Supplied text:
★ ★ ★ ★ ★ ★ ★
GPSolo Magazine - July/August 2004
For Better or for Worse Is Working with Family a Good Idea?
“H ow can you stand to be around each other for 24 hours each day?” That seems to be the first question from everyone who finds out we both work and live together. For us, it is easy. But the question of whether to practice with a spouse or family member requires analyzing not only your professional but also your personal relationship.
First, let us tell you about our circumstances. We met in law school and began to date our third year. As our relationship developed, so did our desire to “go solo” as attorneys. I (Deborah) practice mostly bankruptcy and family law, with business set-ups as a third area of concentration. Frank practices primarily immigration law, along with some bankruptcy and family law. While we are in the same office suite and share overhead expenses, we each have our own clients and manage our practices separately. We have always operated as two distinct and separate practices.
It’s great to have a sounding board. If one of us is stuck analyzing a problem, we can discuss the fact pattern together. In developing a case or a theory, we can brainstorm. As our backgrounds are very different, we bring unique perspectives to bear. I approach a case by starting at the beginning and working forward. Frank prefers to start where he’d like to end up and then work his way back to the start—reverse engineering, if you will. Often, we also play devil’s advocate, preparing each other for what the adversary might bring to the table.
We’re each other’s support staff. If a deadline is approaching, either of us can step in as the other’s “paralegal,” inputting information, organizing and labeling files, handling client calls, making copies, etc. The temporary paralegal understands what needs to be done, so less time is wasted explaining it all. And the attorney under stress can be confident that things will be done correctly, so his or her energy can be expended more productively.
Safety is a priority. If one of us has to work late at the office or has a case involving a person who seems potentially unpredictable or unsafe (especially in a divorce or custody dispute), asking each other to be at the office is no imposition. On the other hand, asking unrelated co-workers to stay can make you feel as if you’re imposing on their personal time. You’re less likely to ask them to stay, and that hesitation could lead to an unsafe situation.
Shoptalk is welcome. A non-attorney spouse may find shoptalk uninteresting, or the legal minutiae incomprehensible. But when we read about a U.S. Supreme Court case or see a topic on the news, we really enjoy debating different sides of the legal argument over dinner. Try that with someone not in the profession. We are able to discuss theories, whether they deal with a specific case or not, work through abstract thoughts, or even focus only on style or management issues—whatever pops into our heads.
We moderate each other. Frank might review and revise a piece of work all night to get it just right, if left alone. That might not be what he needs at that point. I can say it’s time to let it go, without feeling any resentment coming back at me. I might obsess over a deposition I’m taking the next day, and Frank will get me to relax and get a good night’s sleep. We can offer constructive criticism at a level that might make an unrelated law partner or staff member uncomfortable.
We remind each other what needs to be done. Ever forget one of those pesky recurring annual dates, such as renewing your business license or bar membership, paying dreaded quarterly taxes, or filing a continuing legal education affidavit? If one of us has to do it, so does the other. Thank goodness for reminding each other. Knowing there’s another person covering your back takes a measure of stress out of managing your office.
★ ★ ★ ★ ★ ★ ★
Collected material:
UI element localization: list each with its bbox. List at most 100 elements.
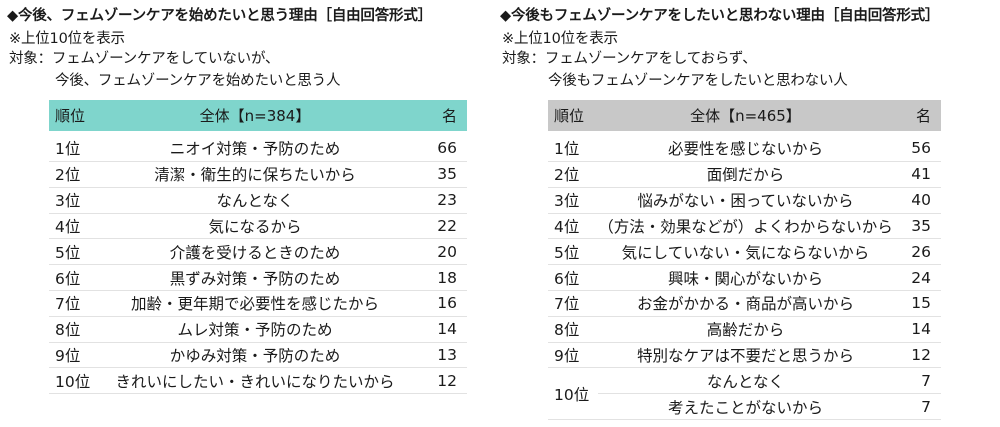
★ ★ ★ ★ ★ ★ ★
List of tasks:
**A.** Repeat the part of the article on practicing law with a spouse that begins at the words "We’re each other’s" and stops after "expended more productively.".
**B.** Carry on the article on practicing law with a spouse, starting right after its last sentence.
The material comes from a different source than the article on practicing law with a spouse.

Results of the exercise:
**A.**
We’re each other’s support staff. If a deadline is approaching, either of us can step in as the other’s “paralegal,” inputting information, organizing and labeling files, handling client calls, making copies, etc. The temporary paralegal understands what needs to be done, so less time is wasted explaining it all. And the attorney under stress can be confident that things will be done correctly, so his or her energy can be expended more productively.

**B.**
Backup, backup, backup! When Frank has got a hearing in two different cities at the same time, it’s easy for him to find someone he trusts to cover for him. When my mother recently became seriously ill 1,000 miles away, I was able to drop everything and leave after a brief rundown of what I had pending. Instead of rescheduling all my hearings and office appointments, we were able to coordinate. Some matters were reset by Frank, but others he attended. I did not have to find someone on short notice or impose on someone else. I could also call late at night to get caught up on what was happening at work. Don’t try that with a hired secretary.
We better manage personal time together. If it looks like we have no hearings in two weeks and can clear our desks, we can slip away for a long weekend or short vacation with little notice. Several shorter, more frequent vacations really refresh not only our business, but also our personal relationship—even if it is just playing “hooky” for the day at a Braves baseball game. We feel more in control of our lives, instead of feeling that clients and our practice control us. We don’t feel the resentment that could adversely color our relationship. Striking the balance between work and personal time is important. Having your better half understand time constraints and why they occur can prevent friction in your personal relationship.
Conflicting styles can cause problems. Frank is a reluctant bookkeeper; I balance every month to the penny. He is much more precise with his timekeeping, knowing where all his time is devoted in a case, whereas I do a lot more that I prefer not to charge my clients, so I don’t track. If we were in a partnership, I think we would kill each other because of the style differences. However, being separate yet together, we can have our own ways of doing things without directly impacting the other’s practice. Such freedom is part of why so many of us are solos anyway. Just because you work with family does not mean there won’t be differences in style or goals. Are these differences ones you can appreciate and work with?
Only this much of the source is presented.